Leaving out the pictures, transcribe all of the records faithfully.

════

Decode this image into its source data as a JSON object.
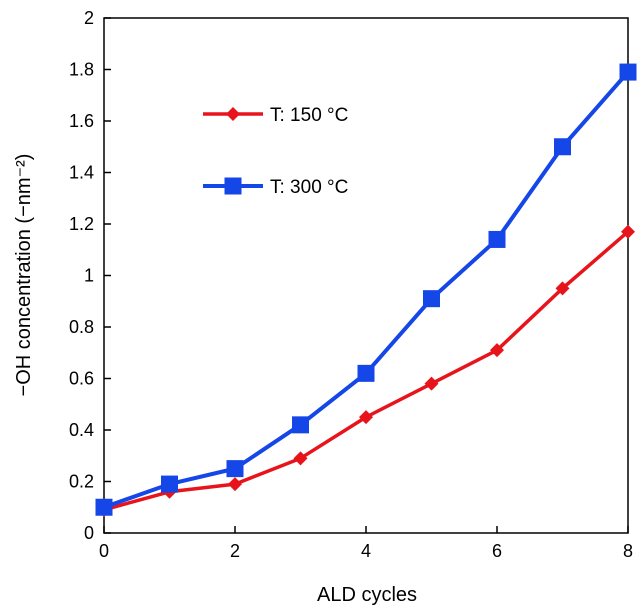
{
  "chart_data": {
    "type": "line",
    "xlabel": "ALD cycles",
    "ylabel": "−OH concentration (−nm⁻²)",
    "xlim": [
      0,
      8
    ],
    "ylim": [
      0,
      2
    ],
    "x_ticks": [
      "0",
      "2",
      "4",
      "6",
      "8"
    ],
    "x_tick_values": [
      0,
      2,
      4,
      6,
      8
    ],
    "y_ticks": [
      "0",
      "0.2",
      "0.4",
      "0.6",
      "0.8",
      "1",
      "1.2",
      "1.4",
      "1.6",
      "1.8",
      "2"
    ],
    "y_tick_values": [
      0,
      0.2,
      0.4,
      0.6,
      0.8,
      1.0,
      1.2,
      1.4,
      1.6,
      1.8,
      2.0
    ],
    "grid": false,
    "legend_position": "top-left",
    "series": [
      {
        "name": "T: 150 °C",
        "marker": "diamond",
        "color": "#e8141c",
        "x": [
          0,
          1,
          2,
          3,
          4,
          5,
          6,
          7,
          8
        ],
        "y": [
          0.09,
          0.16,
          0.19,
          0.29,
          0.45,
          0.58,
          0.71,
          0.95,
          1.17
        ]
      },
      {
        "name": "T: 300 °C",
        "marker": "square",
        "color": "#1446e8",
        "x": [
          0,
          1,
          2,
          3,
          4,
          5,
          6,
          7,
          8
        ],
        "y": [
          0.1,
          0.19,
          0.25,
          0.42,
          0.62,
          0.91,
          1.14,
          1.5,
          1.79
        ]
      }
    ]
  }
}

════

__RESPONSE TO THIS TASK__:
Decode this image into its source data as a JSON object.
{
  "chart_data": {
    "type": "line",
    "xlabel": "ALD cycles",
    "ylabel": "−OH concentration (−nm⁻²)",
    "xlim": [
      0,
      8
    ],
    "ylim": [
      0,
      2
    ],
    "x_ticks": [
      "0",
      "2",
      "4",
      "6",
      "8"
    ],
    "x_tick_values": [
      0,
      2,
      4,
      6,
      8
    ],
    "y_ticks": [
      "0",
      "0.2",
      "0.4",
      "0.6",
      "0.8",
      "1",
      "1.2",
      "1.4",
      "1.6",
      "1.8",
      "2"
    ],
    "y_tick_values": [
      0,
      0.2,
      0.4,
      0.6,
      0.8,
      1.0,
      1.2,
      1.4,
      1.6,
      1.8,
      2.0
    ],
    "grid": false,
    "legend_position": "top-left",
    "series": [
      {
        "name": "T: 150 °C",
        "marker": "diamond",
        "color": "#e8141c",
        "x": [
          0,
          1,
          2,
          3,
          4,
          5,
          6,
          7,
          8
        ],
        "y": [
          0.09,
          0.16,
          0.19,
          0.29,
          0.45,
          0.58,
          0.71,
          0.95,
          1.17
        ]
      },
      {
        "name": "T: 300 °C",
        "marker": "square",
        "color": "#1446e8",
        "x": [
          0,
          1,
          2,
          3,
          4,
          5,
          6,
          7,
          8
        ],
        "y": [
          0.1,
          0.19,
          0.25,
          0.42,
          0.62,
          0.91,
          1.14,
          1.5,
          1.79
        ]
      }
    ]
  }
}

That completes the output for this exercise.